## [Exercise description]
Each entry below is to be transcribed exactly.

***** Data records *****

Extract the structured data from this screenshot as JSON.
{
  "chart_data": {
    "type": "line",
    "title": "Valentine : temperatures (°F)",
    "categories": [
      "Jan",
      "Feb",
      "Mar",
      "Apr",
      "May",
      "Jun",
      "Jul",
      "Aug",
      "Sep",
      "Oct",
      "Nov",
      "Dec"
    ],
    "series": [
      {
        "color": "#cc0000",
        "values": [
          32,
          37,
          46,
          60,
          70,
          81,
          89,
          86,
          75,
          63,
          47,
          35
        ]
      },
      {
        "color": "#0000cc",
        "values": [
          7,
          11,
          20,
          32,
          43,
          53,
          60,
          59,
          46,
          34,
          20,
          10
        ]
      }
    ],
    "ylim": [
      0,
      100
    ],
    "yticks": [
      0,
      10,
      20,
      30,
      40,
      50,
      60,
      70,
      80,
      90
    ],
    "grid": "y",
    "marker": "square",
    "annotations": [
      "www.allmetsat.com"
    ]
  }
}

*****

## [The solution]
Extract the structured data from this screenshot as JSON.
{
  "chart_data": {
    "type": "line",
    "title": "Valentine : temperatures (°F)",
    "categories": [
      "Jan",
      "Feb",
      "Mar",
      "Apr",
      "May",
      "Jun",
      "Jul",
      "Aug",
      "Sep",
      "Oct",
      "Nov",
      "Dec"
    ],
    "series": [
      {
        "color": "#cc0000",
        "values": [
          32,
          37,
          46,
          60,
          70,
          81,
          89,
          86,
          75,
          63,
          47,
          35
        ]
      },
      {
        "color": "#0000cc",
        "values": [
          7,
          11,
          20,
          32,
          43,
          53,
          60,
          59,
          46,
          34,
          20,
          10
        ]
      }
    ],
    "ylim": [
      0,
      100
    ],
    "yticks": [
      0,
      10,
      20,
      30,
      40,
      50,
      60,
      70,
      80,
      90
    ],
    "grid": "y",
    "marker": "square",
    "annotations": [
      "www.allmetsat.com"
    ]
  }
}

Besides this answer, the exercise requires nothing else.